┏━━

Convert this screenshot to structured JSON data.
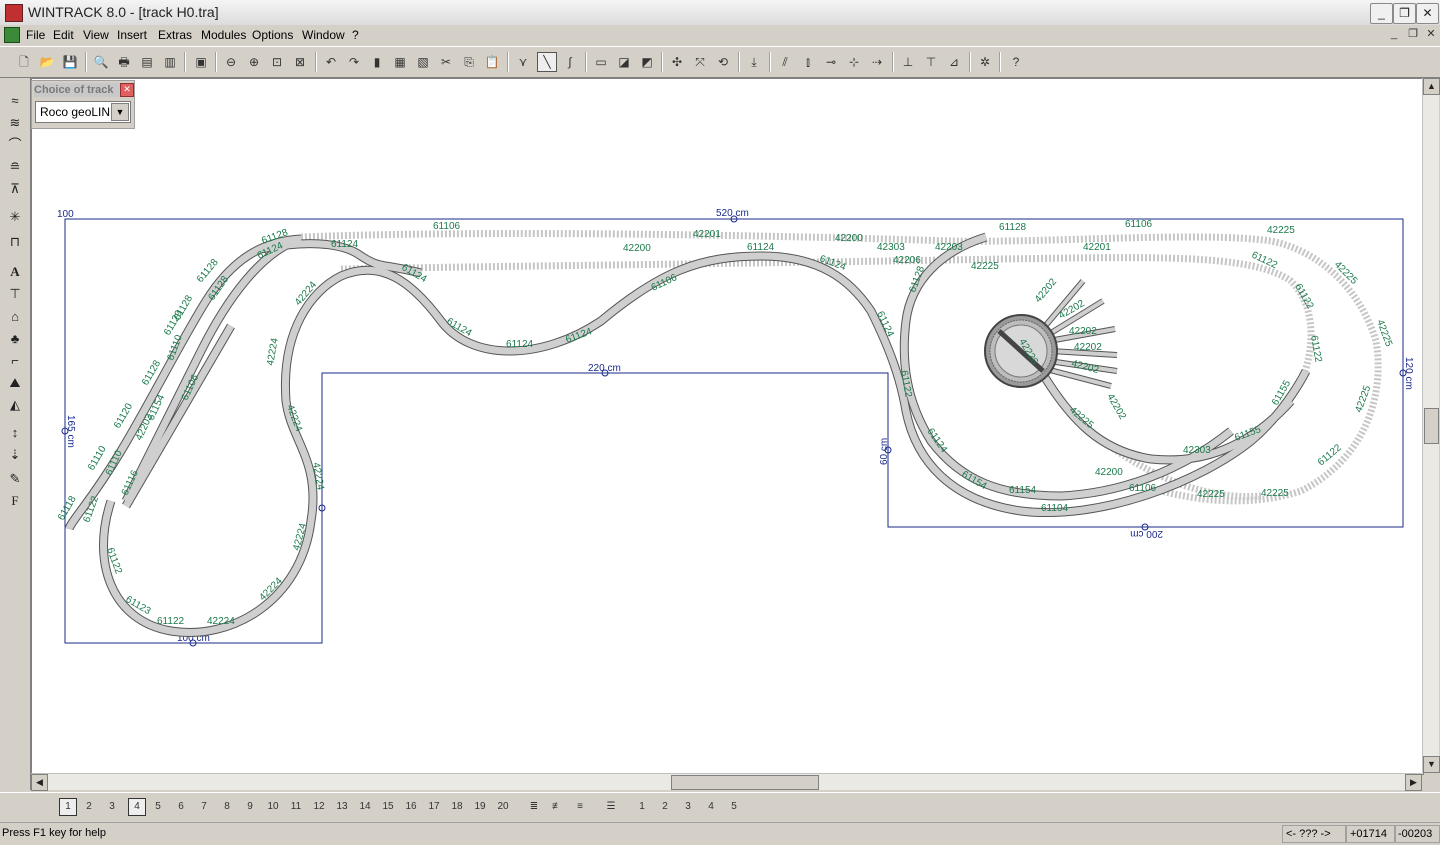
{
  "window": {
    "title": "WINTRACK 8.0 - [track H0.tra]",
    "buttons": {
      "minimize": "_",
      "restore": "❐",
      "close": "✕"
    }
  },
  "menu": {
    "items": [
      "File",
      "Edit",
      "View",
      "Insert",
      "Extras",
      "Modules",
      "Options",
      "Window",
      "?"
    ],
    "mdi": {
      "minimize": "_",
      "restore": "❐",
      "close": "✕"
    }
  },
  "toolbar": {
    "icons": [
      "new-icon",
      "open-icon",
      "save-icon",
      "print-preview-icon",
      "print-icon",
      "print-setup-icon",
      "list-icon",
      "picture-icon",
      "zoom-out-icon",
      "zoom-in-icon",
      "zoom-window-icon",
      "zoom-all-icon",
      "undo-icon",
      "redo-icon",
      "book-icon",
      "copy-module-icon",
      "paste-module-icon",
      "cut-icon",
      "copy-icon",
      "paste-icon",
      "turnout-icon",
      "straight-icon",
      "curve-icon",
      "ruler-icon",
      "layer-up-icon",
      "layer-down-icon",
      "rotate-icon",
      "move-icon",
      "rotate-180-icon",
      "connect-icon",
      "split-icon",
      "track-rise-icon",
      "join-icon",
      "align-icon",
      "height-icon",
      "height2-icon",
      "height3-icon",
      "snap-icon",
      "help-pointer-icon"
    ]
  },
  "choice_of_track": {
    "title": "Choice of track",
    "close": "✕",
    "selected": "Roco geoLINE"
  },
  "layers": {
    "numbers": [
      "1",
      "2",
      "3",
      "4",
      "5",
      "6",
      "7",
      "8",
      "9",
      "10",
      "11",
      "12",
      "13",
      "14",
      "15",
      "16",
      "17",
      "18",
      "19",
      "20"
    ],
    "active": [
      "1",
      "4"
    ],
    "views": [
      "1",
      "2",
      "3",
      "4",
      "5"
    ]
  },
  "layout": {
    "dimensions": {
      "top": "520 cm",
      "corner": "100",
      "left": "165 cm",
      "inner_step": "220 cm",
      "bottom_left": "100 cm",
      "inner_vertical": "60 cm",
      "bottom_right": "200 cm",
      "right": "120 cm"
    },
    "track_labels": [
      "61106",
      "42201",
      "42200",
      "42303",
      "42203",
      "61128",
      "61106",
      "42225",
      "42201",
      "61124",
      "61124",
      "42200",
      "42206",
      "42225",
      "61106",
      "61124",
      "61124",
      "61124",
      "61128",
      "61124",
      "61128",
      "61122",
      "42225",
      "61122",
      "42225",
      "42224",
      "42224",
      "42224",
      "42224",
      "42224",
      "42224",
      "42224",
      "61122",
      "61122",
      "61120",
      "61110",
      "61118",
      "61128",
      "61129",
      "42202",
      "42202",
      "42202",
      "42202",
      "42202",
      "42226",
      "42202",
      "42225",
      "42303",
      "61155",
      "61155",
      "61154",
      "61154",
      "61104",
      "42200",
      "61106",
      "42225",
      "42225",
      "61122",
      "61122",
      "42225",
      "61110",
      "61106",
      "61154",
      "42203",
      "61124",
      "61110",
      "61116",
      "61124",
      "61128",
      "61124",
      "61122",
      "61123",
      "61122",
      "61124",
      "61128",
      "61128"
    ]
  },
  "statusbar": {
    "help": "Press F1 key for help",
    "nav": "<- ??? ->",
    "x": "+01714",
    "y": "-00203"
  }
}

┗━━

▶ Task directions
Transcribe every line from the records above without alteration, and leave out the images.

▶ Solution to the exercise
Convert this screenshot to structured JSON data.
{
  "window": {
    "title": "WINTRACK 8.0 - [track H0.tra]",
    "buttons": {
      "minimize": "_",
      "restore": "❐",
      "close": "✕"
    }
  },
  "menu": {
    "items": [
      "File",
      "Edit",
      "View",
      "Insert",
      "Extras",
      "Modules",
      "Options",
      "Window",
      "?"
    ],
    "mdi": {
      "minimize": "_",
      "restore": "❐",
      "close": "✕"
    }
  },
  "toolbar": {
    "icons": [
      "new-icon",
      "open-icon",
      "save-icon",
      "print-preview-icon",
      "print-icon",
      "print-setup-icon",
      "list-icon",
      "picture-icon",
      "zoom-out-icon",
      "zoom-in-icon",
      "zoom-window-icon",
      "zoom-all-icon",
      "undo-icon",
      "redo-icon",
      "book-icon",
      "copy-module-icon",
      "paste-module-icon",
      "cut-icon",
      "copy-icon",
      "paste-icon",
      "turnout-icon",
      "straight-icon",
      "curve-icon",
      "ruler-icon",
      "layer-up-icon",
      "layer-down-icon",
      "rotate-icon",
      "move-icon",
      "rotate-180-icon",
      "connect-icon",
      "split-icon",
      "track-rise-icon",
      "join-icon",
      "align-icon",
      "height-icon",
      "height2-icon",
      "height3-icon",
      "snap-icon",
      "help-pointer-icon"
    ]
  },
  "choice_of_track": {
    "title": "Choice of track",
    "close": "✕",
    "selected": "Roco geoLINE"
  },
  "layers": {
    "numbers": [
      "1",
      "2",
      "3",
      "4",
      "5",
      "6",
      "7",
      "8",
      "9",
      "10",
      "11",
      "12",
      "13",
      "14",
      "15",
      "16",
      "17",
      "18",
      "19",
      "20"
    ],
    "active": [
      "1",
      "4"
    ],
    "views": [
      "1",
      "2",
      "3",
      "4",
      "5"
    ]
  },
  "layout": {
    "dimensions": {
      "top": "520 cm",
      "corner": "100",
      "left": "165 cm",
      "inner_step": "220 cm",
      "bottom_left": "100 cm",
      "inner_vertical": "60 cm",
      "bottom_right": "200 cm",
      "right": "120 cm"
    },
    "track_labels": [
      "61106",
      "42201",
      "42200",
      "42303",
      "42203",
      "61128",
      "61106",
      "42225",
      "42201",
      "61124",
      "61124",
      "42200",
      "42206",
      "42225",
      "61106",
      "61124",
      "61124",
      "61124",
      "61128",
      "61124",
      "61128",
      "61122",
      "42225",
      "61122",
      "42225",
      "42224",
      "42224",
      "42224",
      "42224",
      "42224",
      "42224",
      "42224",
      "61122",
      "61122",
      "61120",
      "61110",
      "61118",
      "61128",
      "61129",
      "42202",
      "42202",
      "42202",
      "42202",
      "42202",
      "42226",
      "42202",
      "42225",
      "42303",
      "61155",
      "61155",
      "61154",
      "61154",
      "61104",
      "42200",
      "61106",
      "42225",
      "42225",
      "61122",
      "61122",
      "42225",
      "61110",
      "61106",
      "61154",
      "42203",
      "61124",
      "61110",
      "61116",
      "61124",
      "61128",
      "61124",
      "61122",
      "61123",
      "61122",
      "61124",
      "61128",
      "61128"
    ]
  },
  "statusbar": {
    "help": "Press F1 key for help",
    "nav": "<- ??? ->",
    "x": "+01714",
    "y": "-00203"
  }
}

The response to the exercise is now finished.